EXERCISE REQUIREMENTS –
Quote the listing below in full and exactly as written, but omit every picture.

--- start ROWS ---

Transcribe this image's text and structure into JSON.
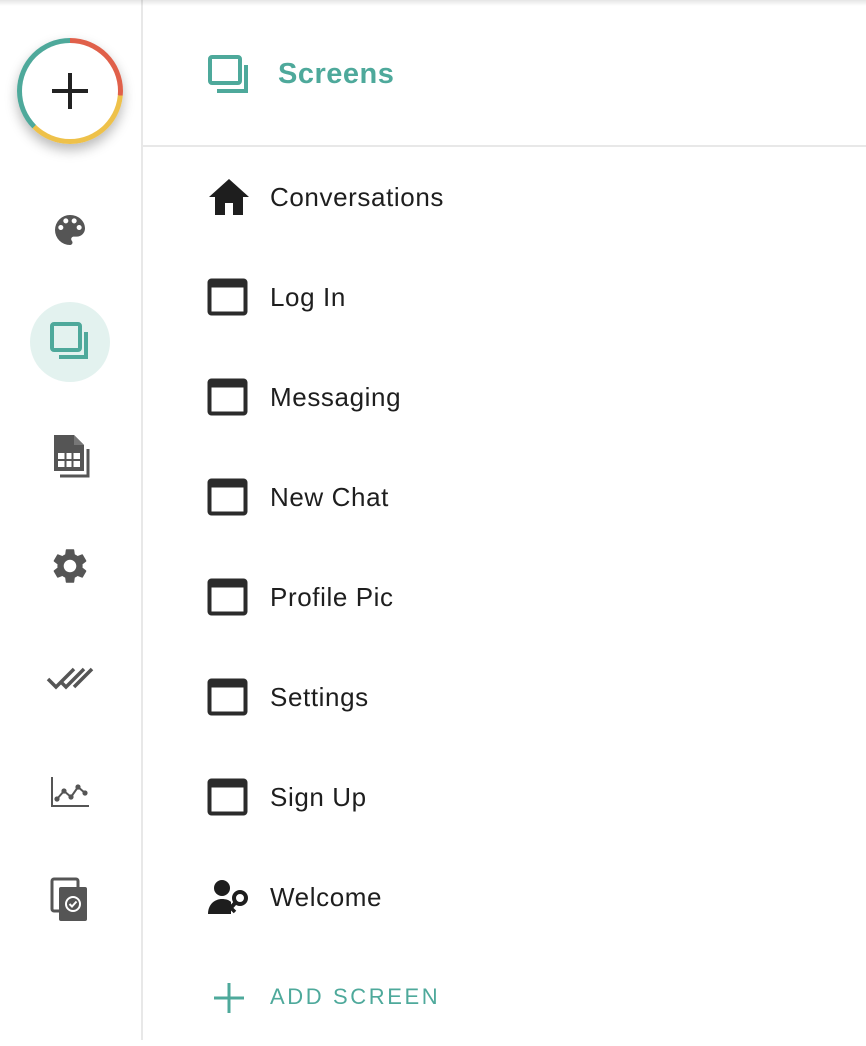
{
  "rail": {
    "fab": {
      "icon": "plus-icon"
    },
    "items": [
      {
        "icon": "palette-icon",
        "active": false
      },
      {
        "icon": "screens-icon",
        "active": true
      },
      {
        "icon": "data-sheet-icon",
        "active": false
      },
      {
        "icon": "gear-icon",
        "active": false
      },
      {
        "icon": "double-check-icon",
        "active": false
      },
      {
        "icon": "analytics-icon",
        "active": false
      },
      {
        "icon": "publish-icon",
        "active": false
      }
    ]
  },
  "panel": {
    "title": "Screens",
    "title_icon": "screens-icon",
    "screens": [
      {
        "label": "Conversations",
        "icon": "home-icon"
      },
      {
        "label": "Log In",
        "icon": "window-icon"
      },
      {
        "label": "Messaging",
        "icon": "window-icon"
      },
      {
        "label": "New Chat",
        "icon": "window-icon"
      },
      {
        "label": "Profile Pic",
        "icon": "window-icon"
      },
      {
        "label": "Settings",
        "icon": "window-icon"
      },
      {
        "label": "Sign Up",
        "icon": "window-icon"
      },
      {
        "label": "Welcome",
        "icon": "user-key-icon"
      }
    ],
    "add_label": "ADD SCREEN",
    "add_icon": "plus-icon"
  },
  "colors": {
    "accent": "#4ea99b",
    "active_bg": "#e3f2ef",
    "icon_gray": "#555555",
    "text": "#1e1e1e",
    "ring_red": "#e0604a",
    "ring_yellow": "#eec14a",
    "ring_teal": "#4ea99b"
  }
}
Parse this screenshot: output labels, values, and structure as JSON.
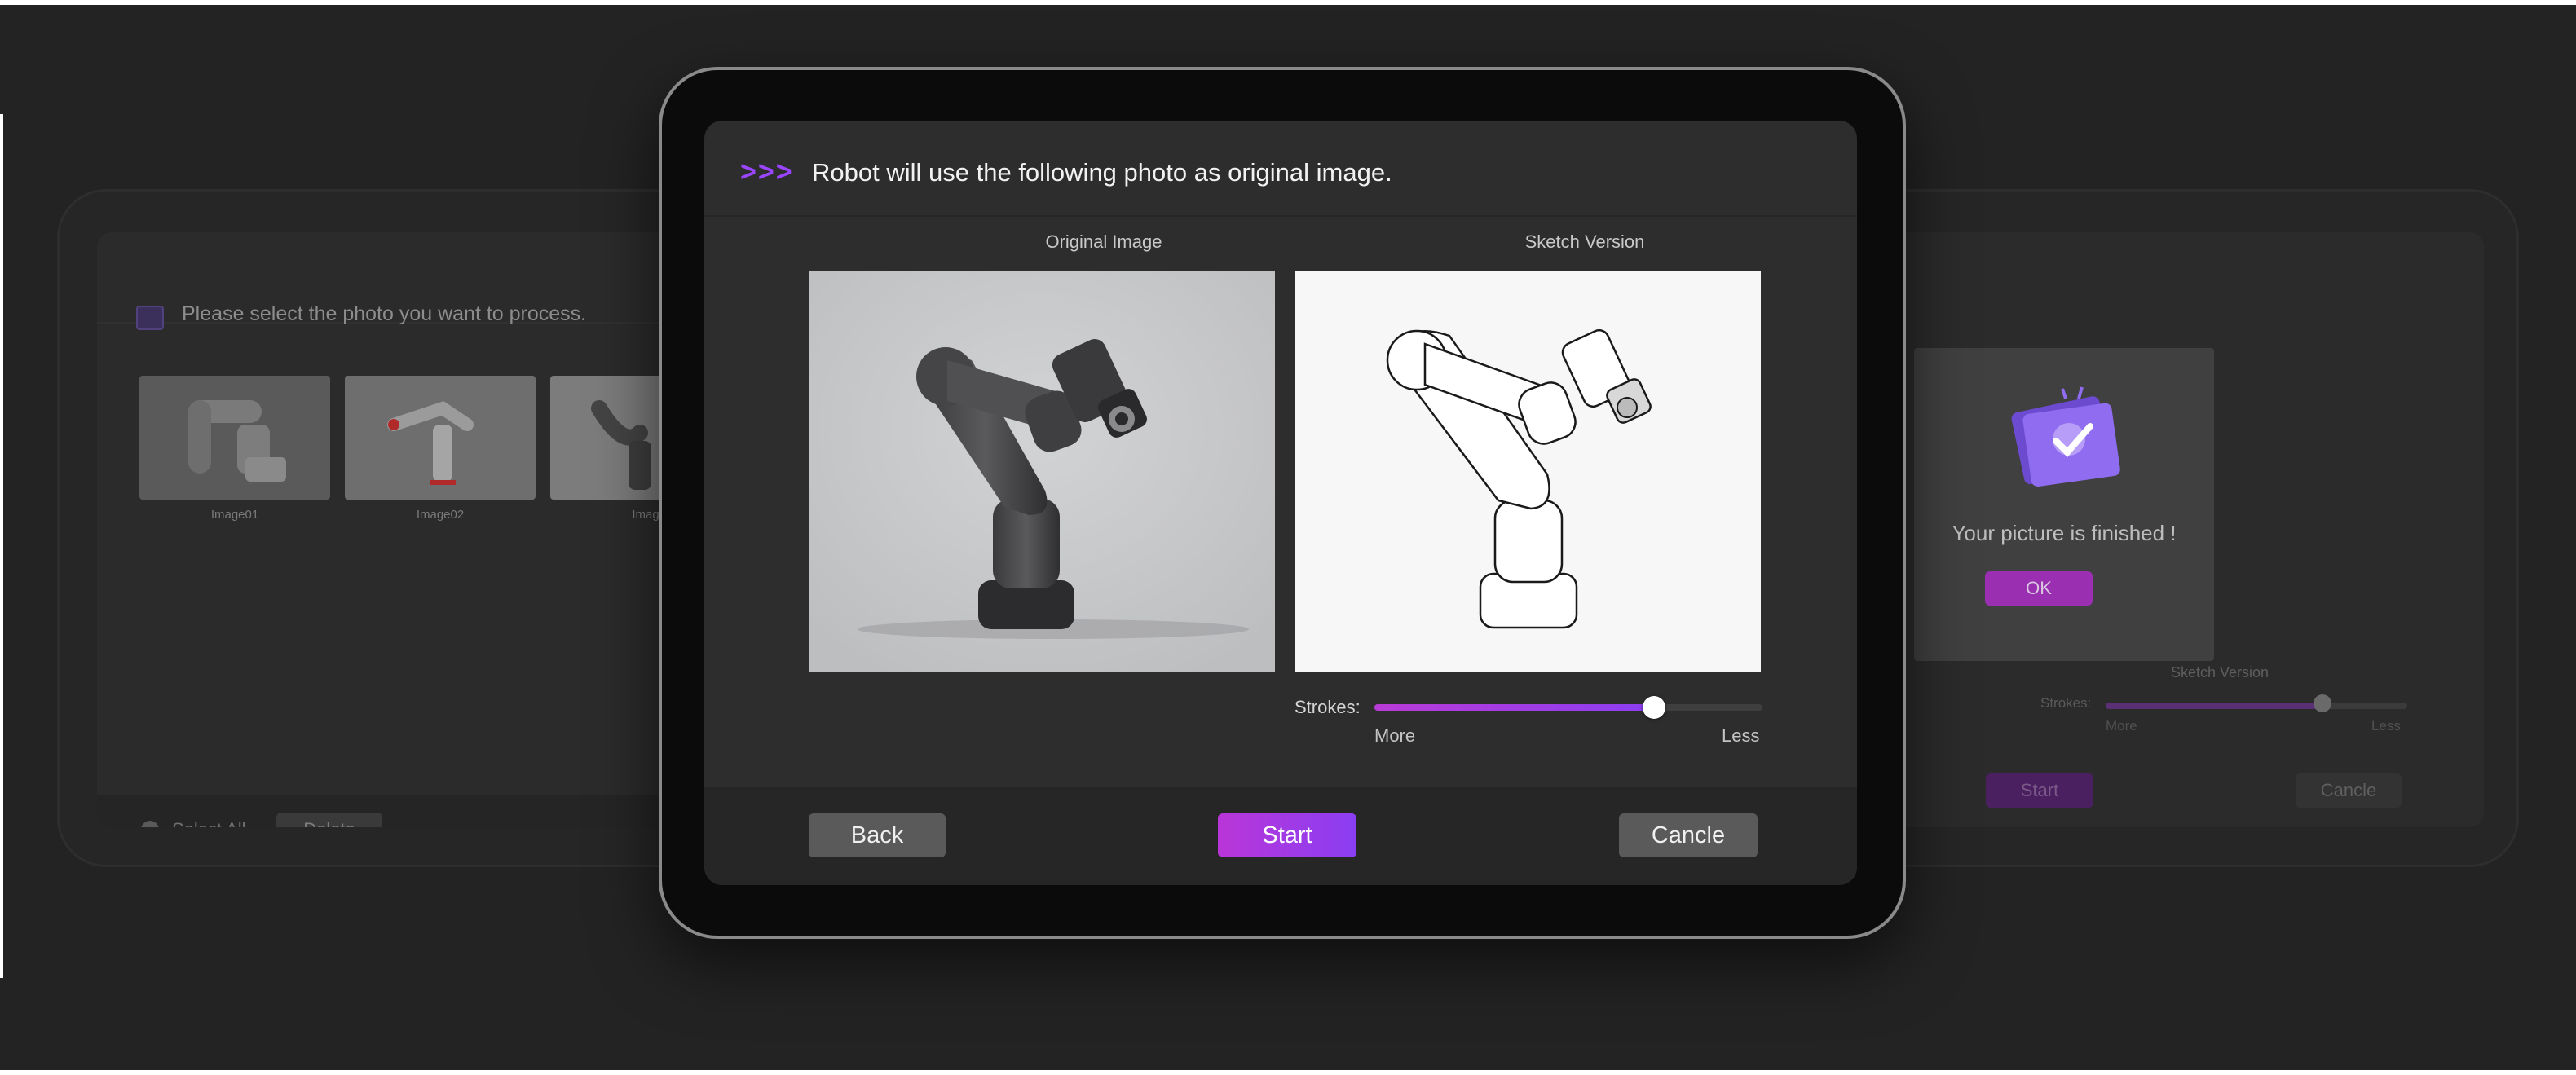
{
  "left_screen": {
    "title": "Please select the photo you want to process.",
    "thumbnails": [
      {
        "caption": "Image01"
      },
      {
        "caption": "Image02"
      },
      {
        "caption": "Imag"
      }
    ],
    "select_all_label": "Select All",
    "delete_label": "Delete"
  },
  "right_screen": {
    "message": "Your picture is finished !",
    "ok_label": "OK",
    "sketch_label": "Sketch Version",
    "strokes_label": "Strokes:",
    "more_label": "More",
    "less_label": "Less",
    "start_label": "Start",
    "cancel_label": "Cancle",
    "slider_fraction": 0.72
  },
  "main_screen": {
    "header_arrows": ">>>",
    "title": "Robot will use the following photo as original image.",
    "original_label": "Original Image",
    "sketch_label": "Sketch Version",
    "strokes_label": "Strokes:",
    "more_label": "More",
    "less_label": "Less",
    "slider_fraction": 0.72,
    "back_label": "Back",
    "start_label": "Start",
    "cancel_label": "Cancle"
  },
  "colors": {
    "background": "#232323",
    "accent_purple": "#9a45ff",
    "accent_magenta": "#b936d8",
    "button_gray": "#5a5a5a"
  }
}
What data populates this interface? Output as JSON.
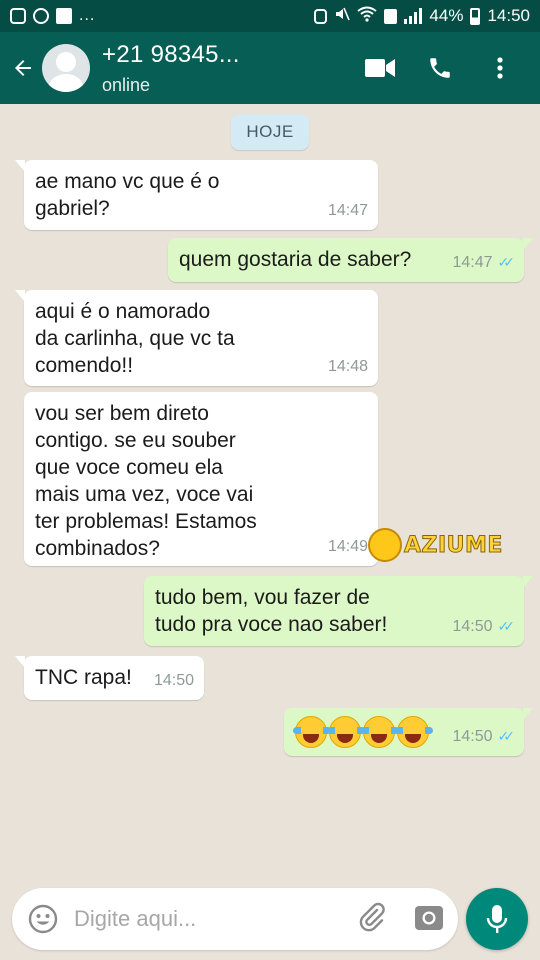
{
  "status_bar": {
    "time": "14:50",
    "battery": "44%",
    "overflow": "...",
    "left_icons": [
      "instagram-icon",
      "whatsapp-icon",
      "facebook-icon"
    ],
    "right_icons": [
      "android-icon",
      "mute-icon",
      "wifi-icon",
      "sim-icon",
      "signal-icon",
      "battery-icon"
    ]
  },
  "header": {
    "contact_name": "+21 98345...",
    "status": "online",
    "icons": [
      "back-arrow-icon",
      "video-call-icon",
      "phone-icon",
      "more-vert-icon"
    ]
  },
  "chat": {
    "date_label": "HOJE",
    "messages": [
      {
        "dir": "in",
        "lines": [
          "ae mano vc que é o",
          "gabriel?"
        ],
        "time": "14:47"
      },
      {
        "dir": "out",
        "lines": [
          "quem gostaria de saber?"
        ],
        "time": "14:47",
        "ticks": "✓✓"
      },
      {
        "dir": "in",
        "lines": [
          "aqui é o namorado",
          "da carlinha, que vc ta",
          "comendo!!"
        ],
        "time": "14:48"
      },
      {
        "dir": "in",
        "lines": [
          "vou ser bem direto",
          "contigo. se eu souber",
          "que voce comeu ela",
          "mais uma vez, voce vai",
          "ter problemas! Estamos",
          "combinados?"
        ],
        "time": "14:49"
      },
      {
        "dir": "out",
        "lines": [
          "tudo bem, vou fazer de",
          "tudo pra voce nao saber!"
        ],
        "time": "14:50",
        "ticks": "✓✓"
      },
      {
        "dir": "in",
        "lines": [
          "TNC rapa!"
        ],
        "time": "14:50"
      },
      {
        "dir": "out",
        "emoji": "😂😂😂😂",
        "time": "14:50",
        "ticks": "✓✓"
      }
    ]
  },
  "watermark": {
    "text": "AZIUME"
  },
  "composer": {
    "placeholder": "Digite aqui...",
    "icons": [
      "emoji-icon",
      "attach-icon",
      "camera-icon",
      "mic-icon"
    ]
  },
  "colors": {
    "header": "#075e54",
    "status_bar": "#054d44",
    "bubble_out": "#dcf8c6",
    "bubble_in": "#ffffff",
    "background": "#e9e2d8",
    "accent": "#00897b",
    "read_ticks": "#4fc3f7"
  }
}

--- end ROWS ---

FINAL RESULT –
Transcribe this image's text and structure into JSON.
{
  "rail": {
    "fab": {
      "icon": "plus-icon"
    },
    "items": [
      {
        "icon": "palette-icon",
        "active": false
      },
      {
        "icon": "screens-icon",
        "active": true
      },
      {
        "icon": "data-sheet-icon",
        "active": false
      },
      {
        "icon": "gear-icon",
        "active": false
      },
      {
        "icon": "double-check-icon",
        "active": false
      },
      {
        "icon": "analytics-icon",
        "active": false
      },
      {
        "icon": "publish-icon",
        "active": false
      }
    ]
  },
  "panel": {
    "title": "Screens",
    "title_icon": "screens-icon",
    "screens": [
      {
        "label": "Conversations",
        "icon": "home-icon"
      },
      {
        "label": "Log In",
        "icon": "window-icon"
      },
      {
        "label": "Messaging",
        "icon": "window-icon"
      },
      {
        "label": "New Chat",
        "icon": "window-icon"
      },
      {
        "label": "Profile Pic",
        "icon": "window-icon"
      },
      {
        "label": "Settings",
        "icon": "window-icon"
      },
      {
        "label": "Sign Up",
        "icon": "window-icon"
      },
      {
        "label": "Welcome",
        "icon": "user-key-icon"
      }
    ],
    "add_label": "ADD SCREEN",
    "add_icon": "plus-icon"
  },
  "colors": {
    "accent": "#4ea99b",
    "active_bg": "#e3f2ef",
    "icon_gray": "#555555",
    "text": "#1e1e1e",
    "ring_red": "#e0604a",
    "ring_yellow": "#eec14a",
    "ring_teal": "#4ea99b"
  }
}
Parse this screenshot: output labels, values, and structure as JSON.
{
  "left_screen": {
    "title": "Please select the photo you want to process.",
    "thumbnails": [
      {
        "caption": "Image01"
      },
      {
        "caption": "Image02"
      },
      {
        "caption": "Imag"
      }
    ],
    "select_all_label": "Select All",
    "delete_label": "Delete"
  },
  "right_screen": {
    "message": "Your picture is finished !",
    "ok_label": "OK",
    "sketch_label": "Sketch Version",
    "strokes_label": "Strokes:",
    "more_label": "More",
    "less_label": "Less",
    "start_label": "Start",
    "cancel_label": "Cancle",
    "slider_fraction": 0.72
  },
  "main_screen": {
    "header_arrows": ">>>",
    "title": "Robot will use the following photo as original image.",
    "original_label": "Original Image",
    "sketch_label": "Sketch Version",
    "strokes_label": "Strokes:",
    "more_label": "More",
    "less_label": "Less",
    "slider_fraction": 0.72,
    "back_label": "Back",
    "start_label": "Start",
    "cancel_label": "Cancle"
  },
  "colors": {
    "background": "#232323",
    "accent_purple": "#9a45ff",
    "accent_magenta": "#b936d8",
    "button_gray": "#5a5a5a"
  }
}
What data populates this interface? Output as JSON.
{
  "status_bar": {
    "time": "14:50",
    "battery": "44%",
    "overflow": "...",
    "left_icons": [
      "instagram-icon",
      "whatsapp-icon",
      "facebook-icon"
    ],
    "right_icons": [
      "android-icon",
      "mute-icon",
      "wifi-icon",
      "sim-icon",
      "signal-icon",
      "battery-icon"
    ]
  },
  "header": {
    "contact_name": "+21 98345...",
    "status": "online",
    "icons": [
      "back-arrow-icon",
      "video-call-icon",
      "phone-icon",
      "more-vert-icon"
    ]
  },
  "chat": {
    "date_label": "HOJE",
    "messages": [
      {
        "dir": "in",
        "lines": [
          "ae mano vc que é o",
          "gabriel?"
        ],
        "time": "14:47"
      },
      {
        "dir": "out",
        "lines": [
          "quem gostaria de saber?"
        ],
        "time": "14:47",
        "ticks": "✓✓"
      },
      {
        "dir": "in",
        "lines": [
          "aqui é o namorado",
          "da carlinha, que vc ta",
          "comendo!!"
        ],
        "time": "14:48"
      },
      {
        "dir": "in",
        "lines": [
          "vou ser bem direto",
          "contigo. se eu souber",
          "que voce comeu ela",
          "mais uma vez, voce vai",
          "ter problemas! Estamos",
          "combinados?"
        ],
        "time": "14:49"
      },
      {
        "dir": "out",
        "lines": [
          "tudo bem, vou fazer de",
          "tudo pra voce nao saber!"
        ],
        "time": "14:50",
        "ticks": "✓✓"
      },
      {
        "dir": "in",
        "lines": [
          "TNC rapa!"
        ],
        "time": "14:50"
      },
      {
        "dir": "out",
        "emoji": "😂😂😂😂",
        "time": "14:50",
        "ticks": "✓✓"
      }
    ]
  },
  "watermark": {
    "text": "AZIUME"
  },
  "composer": {
    "placeholder": "Digite aqui...",
    "icons": [
      "emoji-icon",
      "attach-icon",
      "camera-icon",
      "mic-icon"
    ]
  },
  "colors": {
    "header": "#075e54",
    "status_bar": "#054d44",
    "bubble_out": "#dcf8c6",
    "bubble_in": "#ffffff",
    "background": "#e9e2d8",
    "accent": "#00897b",
    "read_ticks": "#4fc3f7"
  }
}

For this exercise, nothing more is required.